• AIM: Which lines hold the word "durante"? Copy each of them.

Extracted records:
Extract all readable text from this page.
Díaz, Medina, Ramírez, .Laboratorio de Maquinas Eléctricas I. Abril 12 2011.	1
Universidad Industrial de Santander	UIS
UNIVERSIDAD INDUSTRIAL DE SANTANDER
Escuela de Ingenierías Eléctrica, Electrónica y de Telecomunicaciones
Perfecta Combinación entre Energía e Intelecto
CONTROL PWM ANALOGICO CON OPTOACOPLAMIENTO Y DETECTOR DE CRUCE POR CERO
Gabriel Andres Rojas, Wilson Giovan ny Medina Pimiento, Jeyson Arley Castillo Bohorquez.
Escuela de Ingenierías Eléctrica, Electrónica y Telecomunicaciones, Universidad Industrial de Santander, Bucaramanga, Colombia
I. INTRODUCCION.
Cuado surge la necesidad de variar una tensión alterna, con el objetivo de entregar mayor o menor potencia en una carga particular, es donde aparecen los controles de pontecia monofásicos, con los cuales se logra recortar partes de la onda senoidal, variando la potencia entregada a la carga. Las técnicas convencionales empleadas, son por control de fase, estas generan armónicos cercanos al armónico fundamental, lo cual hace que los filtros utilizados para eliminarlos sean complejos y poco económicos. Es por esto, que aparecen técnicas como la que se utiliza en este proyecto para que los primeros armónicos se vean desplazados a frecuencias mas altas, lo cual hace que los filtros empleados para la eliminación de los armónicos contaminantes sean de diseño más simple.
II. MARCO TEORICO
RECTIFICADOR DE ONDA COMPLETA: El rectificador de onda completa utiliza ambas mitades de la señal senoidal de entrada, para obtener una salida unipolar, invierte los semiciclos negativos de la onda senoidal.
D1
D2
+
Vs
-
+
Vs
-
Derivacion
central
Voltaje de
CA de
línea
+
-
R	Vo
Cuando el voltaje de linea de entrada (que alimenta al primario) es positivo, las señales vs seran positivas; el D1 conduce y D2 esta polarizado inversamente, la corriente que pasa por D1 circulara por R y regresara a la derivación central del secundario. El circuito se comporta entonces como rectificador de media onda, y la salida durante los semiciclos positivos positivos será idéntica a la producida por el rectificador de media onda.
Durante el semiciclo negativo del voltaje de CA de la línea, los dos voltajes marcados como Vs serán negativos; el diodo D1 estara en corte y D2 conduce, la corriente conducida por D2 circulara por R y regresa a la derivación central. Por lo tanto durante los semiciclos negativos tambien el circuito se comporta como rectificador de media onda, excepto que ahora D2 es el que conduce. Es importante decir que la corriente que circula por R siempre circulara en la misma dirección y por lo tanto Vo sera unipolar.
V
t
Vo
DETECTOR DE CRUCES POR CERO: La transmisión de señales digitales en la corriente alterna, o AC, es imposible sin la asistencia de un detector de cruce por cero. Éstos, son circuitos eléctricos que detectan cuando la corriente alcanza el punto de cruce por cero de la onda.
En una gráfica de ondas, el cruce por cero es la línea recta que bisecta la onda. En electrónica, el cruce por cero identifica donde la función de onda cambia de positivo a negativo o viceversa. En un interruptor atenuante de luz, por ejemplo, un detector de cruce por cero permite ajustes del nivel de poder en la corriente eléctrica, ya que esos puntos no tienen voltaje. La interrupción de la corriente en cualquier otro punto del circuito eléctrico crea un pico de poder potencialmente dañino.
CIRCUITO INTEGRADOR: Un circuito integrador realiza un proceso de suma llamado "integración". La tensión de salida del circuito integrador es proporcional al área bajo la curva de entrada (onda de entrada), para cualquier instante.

• RESULT BELOW:
Cuando el voltaje de linea de entrada (que alimenta al primario) es positivo, las señales vs seran positivas; el D1 conduce y D2 esta polarizado inversamente, la corriente que pasa por D1 circulara por R y regresara a la derivación central del secundario. El circuito se comporta entonces como rectificador de media onda, y la salida durante los semiciclos positivos positivos será idéntica a la producida por el rectificador de media onda.
Durante el semiciclo negativo del voltaje de CA de la línea, los dos voltajes marcados como Vs serán negativos; el diodo D1 estara en corte y D2 conduce, la corriente conducida por D2 circulara por R y regresa a la derivación central. Por lo tanto durante los semiciclos negativos tambien el circuito se comporta como rectificador de media onda, excepto que ahora D2 es el que conduce. Es importante decir que la corriente que circula por R siempre circulara en la misma dirección y por lo tanto Vo sera unipolar.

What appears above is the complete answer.